▶ _Given instruction_
Single out the lines that include the word "name". Copy them.

▶ _Records shown_
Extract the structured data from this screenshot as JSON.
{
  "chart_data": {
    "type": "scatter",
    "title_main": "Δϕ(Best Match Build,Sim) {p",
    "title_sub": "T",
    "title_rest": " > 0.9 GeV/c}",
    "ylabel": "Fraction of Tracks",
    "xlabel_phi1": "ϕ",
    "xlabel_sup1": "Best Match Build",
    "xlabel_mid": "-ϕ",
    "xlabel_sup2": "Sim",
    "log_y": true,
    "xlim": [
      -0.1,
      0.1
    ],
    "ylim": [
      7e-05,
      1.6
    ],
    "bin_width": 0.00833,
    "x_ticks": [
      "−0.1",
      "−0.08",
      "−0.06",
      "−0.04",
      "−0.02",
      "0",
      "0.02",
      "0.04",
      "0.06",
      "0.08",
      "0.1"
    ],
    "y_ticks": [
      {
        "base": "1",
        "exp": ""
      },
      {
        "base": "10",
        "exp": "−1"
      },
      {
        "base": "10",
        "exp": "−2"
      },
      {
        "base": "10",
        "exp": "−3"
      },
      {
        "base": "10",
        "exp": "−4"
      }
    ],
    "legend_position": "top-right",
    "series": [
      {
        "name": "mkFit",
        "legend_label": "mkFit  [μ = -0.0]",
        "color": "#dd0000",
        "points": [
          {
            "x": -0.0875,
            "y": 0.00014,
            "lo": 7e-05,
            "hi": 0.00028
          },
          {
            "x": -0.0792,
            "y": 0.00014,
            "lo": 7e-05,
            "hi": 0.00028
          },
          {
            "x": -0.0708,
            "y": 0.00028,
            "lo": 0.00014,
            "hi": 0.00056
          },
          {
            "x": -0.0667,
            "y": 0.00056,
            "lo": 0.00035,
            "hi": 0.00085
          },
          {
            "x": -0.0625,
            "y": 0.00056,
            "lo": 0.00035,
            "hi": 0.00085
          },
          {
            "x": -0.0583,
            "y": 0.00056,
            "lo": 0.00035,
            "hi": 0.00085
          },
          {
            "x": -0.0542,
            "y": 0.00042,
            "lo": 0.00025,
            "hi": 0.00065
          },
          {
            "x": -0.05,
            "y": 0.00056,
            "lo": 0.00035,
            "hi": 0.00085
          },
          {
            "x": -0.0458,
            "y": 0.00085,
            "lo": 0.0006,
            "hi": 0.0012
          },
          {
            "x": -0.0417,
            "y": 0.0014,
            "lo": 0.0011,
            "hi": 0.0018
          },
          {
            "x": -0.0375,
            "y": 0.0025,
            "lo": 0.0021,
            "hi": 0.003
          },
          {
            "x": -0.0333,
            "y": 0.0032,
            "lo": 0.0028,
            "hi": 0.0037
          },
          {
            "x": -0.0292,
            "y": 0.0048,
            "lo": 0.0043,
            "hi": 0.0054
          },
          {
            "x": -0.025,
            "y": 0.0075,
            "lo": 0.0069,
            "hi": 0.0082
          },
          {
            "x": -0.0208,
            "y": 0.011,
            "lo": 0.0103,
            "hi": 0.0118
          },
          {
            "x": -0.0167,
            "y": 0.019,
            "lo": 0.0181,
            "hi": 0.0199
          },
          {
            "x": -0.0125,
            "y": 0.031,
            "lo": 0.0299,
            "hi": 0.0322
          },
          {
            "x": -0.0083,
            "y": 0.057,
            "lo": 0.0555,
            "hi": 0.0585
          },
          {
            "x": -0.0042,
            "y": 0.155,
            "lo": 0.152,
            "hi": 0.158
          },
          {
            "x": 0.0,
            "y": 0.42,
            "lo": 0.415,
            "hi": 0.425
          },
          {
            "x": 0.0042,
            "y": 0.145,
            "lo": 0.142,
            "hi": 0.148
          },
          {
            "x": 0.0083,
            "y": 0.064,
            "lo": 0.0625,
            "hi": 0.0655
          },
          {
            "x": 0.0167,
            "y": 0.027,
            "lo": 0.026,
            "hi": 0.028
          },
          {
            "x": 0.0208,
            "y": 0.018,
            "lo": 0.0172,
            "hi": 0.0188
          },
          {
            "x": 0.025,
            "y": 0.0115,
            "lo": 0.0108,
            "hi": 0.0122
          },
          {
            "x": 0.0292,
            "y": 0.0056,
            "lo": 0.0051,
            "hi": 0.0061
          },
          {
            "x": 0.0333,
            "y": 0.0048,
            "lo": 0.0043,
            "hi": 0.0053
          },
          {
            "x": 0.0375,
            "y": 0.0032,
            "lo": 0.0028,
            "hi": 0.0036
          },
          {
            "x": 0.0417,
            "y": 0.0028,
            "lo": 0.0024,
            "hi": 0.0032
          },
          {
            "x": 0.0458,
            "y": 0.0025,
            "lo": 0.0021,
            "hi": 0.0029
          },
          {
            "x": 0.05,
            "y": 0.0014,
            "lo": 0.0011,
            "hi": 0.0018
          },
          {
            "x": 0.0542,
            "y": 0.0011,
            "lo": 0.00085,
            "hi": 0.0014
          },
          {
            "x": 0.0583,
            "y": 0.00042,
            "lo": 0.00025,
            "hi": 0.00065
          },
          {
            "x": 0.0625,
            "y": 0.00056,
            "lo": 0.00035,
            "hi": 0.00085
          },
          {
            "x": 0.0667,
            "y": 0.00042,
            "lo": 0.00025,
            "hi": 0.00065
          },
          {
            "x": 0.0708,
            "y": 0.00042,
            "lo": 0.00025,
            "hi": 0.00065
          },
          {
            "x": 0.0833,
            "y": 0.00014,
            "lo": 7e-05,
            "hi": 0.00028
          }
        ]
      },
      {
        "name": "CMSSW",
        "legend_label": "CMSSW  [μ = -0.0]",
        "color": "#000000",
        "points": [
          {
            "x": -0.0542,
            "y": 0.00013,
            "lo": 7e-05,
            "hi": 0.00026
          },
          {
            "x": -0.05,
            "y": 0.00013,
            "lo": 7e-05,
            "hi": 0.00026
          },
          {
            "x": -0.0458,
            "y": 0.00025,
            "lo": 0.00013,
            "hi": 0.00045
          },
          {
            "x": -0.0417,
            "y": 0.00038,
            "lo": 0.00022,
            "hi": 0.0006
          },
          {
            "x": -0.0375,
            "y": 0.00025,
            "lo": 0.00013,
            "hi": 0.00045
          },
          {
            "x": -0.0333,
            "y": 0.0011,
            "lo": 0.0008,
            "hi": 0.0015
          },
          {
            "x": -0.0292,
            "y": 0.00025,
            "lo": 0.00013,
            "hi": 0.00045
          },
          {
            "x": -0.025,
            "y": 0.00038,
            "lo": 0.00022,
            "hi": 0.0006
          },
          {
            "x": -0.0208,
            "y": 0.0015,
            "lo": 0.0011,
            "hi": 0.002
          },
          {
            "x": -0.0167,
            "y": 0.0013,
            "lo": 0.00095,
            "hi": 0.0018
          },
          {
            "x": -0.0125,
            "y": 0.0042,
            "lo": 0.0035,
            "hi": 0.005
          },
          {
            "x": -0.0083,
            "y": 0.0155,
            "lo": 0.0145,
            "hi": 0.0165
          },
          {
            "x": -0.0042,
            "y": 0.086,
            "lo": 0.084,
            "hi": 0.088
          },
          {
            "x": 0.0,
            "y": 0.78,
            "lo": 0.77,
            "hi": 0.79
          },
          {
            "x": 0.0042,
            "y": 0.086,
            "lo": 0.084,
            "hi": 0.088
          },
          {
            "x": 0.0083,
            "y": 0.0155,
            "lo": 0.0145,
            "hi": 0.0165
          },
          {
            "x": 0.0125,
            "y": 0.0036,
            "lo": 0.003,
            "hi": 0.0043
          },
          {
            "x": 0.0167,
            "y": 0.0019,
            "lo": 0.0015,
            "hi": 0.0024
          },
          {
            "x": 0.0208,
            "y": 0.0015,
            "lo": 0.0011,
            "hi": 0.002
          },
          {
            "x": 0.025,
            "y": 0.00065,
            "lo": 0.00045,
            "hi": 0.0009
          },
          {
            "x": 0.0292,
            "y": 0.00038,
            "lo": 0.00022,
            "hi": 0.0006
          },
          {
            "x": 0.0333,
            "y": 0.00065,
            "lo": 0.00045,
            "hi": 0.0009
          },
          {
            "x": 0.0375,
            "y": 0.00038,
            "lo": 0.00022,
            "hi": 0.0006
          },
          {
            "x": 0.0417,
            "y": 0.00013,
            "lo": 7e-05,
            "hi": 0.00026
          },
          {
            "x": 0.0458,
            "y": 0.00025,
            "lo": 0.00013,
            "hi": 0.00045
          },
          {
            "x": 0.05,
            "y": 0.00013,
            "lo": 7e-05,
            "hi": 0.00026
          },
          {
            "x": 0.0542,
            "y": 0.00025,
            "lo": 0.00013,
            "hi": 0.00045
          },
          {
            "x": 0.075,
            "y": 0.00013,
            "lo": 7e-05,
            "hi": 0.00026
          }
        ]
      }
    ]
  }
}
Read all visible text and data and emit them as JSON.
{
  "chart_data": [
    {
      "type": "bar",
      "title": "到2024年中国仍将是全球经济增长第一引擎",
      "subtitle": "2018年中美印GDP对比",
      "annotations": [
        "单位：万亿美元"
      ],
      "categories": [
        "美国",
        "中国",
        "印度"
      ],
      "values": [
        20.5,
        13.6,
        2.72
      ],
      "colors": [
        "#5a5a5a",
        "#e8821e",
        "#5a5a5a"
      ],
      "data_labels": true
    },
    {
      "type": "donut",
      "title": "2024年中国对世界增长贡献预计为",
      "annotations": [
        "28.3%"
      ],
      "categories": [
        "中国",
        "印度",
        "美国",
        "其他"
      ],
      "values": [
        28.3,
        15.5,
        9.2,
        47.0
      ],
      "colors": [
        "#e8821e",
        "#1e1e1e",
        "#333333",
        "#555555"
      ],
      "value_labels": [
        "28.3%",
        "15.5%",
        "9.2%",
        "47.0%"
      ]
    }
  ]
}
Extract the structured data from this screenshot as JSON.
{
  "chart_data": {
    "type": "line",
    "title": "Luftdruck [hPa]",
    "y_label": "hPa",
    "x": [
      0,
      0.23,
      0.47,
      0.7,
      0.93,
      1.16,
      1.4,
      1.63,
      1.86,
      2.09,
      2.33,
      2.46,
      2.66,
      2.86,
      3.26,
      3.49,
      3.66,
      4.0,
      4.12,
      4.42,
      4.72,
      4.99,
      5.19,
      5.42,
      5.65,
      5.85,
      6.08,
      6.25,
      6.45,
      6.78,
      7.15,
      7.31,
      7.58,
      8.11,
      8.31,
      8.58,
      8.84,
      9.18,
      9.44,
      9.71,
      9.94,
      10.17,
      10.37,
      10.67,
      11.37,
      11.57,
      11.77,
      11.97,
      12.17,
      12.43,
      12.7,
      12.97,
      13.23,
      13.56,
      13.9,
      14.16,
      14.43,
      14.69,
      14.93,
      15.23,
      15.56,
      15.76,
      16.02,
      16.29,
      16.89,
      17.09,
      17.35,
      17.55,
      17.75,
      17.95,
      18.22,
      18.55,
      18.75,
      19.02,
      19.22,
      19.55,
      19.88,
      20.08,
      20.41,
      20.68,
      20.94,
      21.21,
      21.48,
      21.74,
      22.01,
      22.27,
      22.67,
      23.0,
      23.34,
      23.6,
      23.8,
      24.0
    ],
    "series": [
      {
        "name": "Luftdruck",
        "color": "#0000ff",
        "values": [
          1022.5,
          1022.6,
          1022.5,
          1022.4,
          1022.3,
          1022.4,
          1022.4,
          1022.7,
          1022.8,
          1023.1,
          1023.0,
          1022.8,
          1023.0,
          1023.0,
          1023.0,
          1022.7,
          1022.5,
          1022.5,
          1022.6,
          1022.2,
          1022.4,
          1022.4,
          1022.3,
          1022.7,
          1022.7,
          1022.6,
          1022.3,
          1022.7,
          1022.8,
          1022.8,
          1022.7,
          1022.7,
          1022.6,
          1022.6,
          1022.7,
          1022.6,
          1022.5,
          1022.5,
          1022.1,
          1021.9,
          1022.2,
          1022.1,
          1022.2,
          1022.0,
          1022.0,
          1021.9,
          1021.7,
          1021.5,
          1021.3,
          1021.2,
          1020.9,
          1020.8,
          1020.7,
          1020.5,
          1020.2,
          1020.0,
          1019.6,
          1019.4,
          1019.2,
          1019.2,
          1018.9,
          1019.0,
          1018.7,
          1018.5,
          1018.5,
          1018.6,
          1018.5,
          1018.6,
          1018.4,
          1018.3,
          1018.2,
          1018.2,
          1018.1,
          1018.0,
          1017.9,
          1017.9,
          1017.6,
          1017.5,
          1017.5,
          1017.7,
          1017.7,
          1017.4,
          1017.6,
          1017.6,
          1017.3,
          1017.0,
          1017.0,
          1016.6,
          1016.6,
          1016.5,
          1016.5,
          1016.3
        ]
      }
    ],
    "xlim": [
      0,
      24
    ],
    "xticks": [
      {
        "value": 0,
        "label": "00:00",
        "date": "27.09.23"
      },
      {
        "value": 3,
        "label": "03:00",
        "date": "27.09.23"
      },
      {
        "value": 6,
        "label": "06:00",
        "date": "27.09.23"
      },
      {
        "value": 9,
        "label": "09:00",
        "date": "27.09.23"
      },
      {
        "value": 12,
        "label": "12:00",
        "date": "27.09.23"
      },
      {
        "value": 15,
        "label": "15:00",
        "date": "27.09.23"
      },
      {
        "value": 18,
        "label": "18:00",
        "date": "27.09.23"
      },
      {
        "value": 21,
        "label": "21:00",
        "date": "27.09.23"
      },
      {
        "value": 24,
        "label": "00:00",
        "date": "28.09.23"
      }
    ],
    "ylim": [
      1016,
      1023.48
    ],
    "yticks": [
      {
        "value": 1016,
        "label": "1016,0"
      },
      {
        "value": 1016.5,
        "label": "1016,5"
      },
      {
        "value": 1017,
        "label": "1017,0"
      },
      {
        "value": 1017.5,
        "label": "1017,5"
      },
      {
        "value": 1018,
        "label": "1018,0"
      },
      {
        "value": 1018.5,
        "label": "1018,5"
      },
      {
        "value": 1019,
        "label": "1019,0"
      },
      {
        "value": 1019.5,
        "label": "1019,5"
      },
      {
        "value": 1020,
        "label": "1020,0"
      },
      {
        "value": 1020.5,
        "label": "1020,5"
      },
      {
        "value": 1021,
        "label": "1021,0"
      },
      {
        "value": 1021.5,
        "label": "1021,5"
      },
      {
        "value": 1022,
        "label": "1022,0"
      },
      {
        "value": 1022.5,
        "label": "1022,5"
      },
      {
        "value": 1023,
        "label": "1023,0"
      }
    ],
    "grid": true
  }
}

▶ _Reply_
        "name": "mkFit",
        "name": "CMSSW",
        "name": "Luftdruck",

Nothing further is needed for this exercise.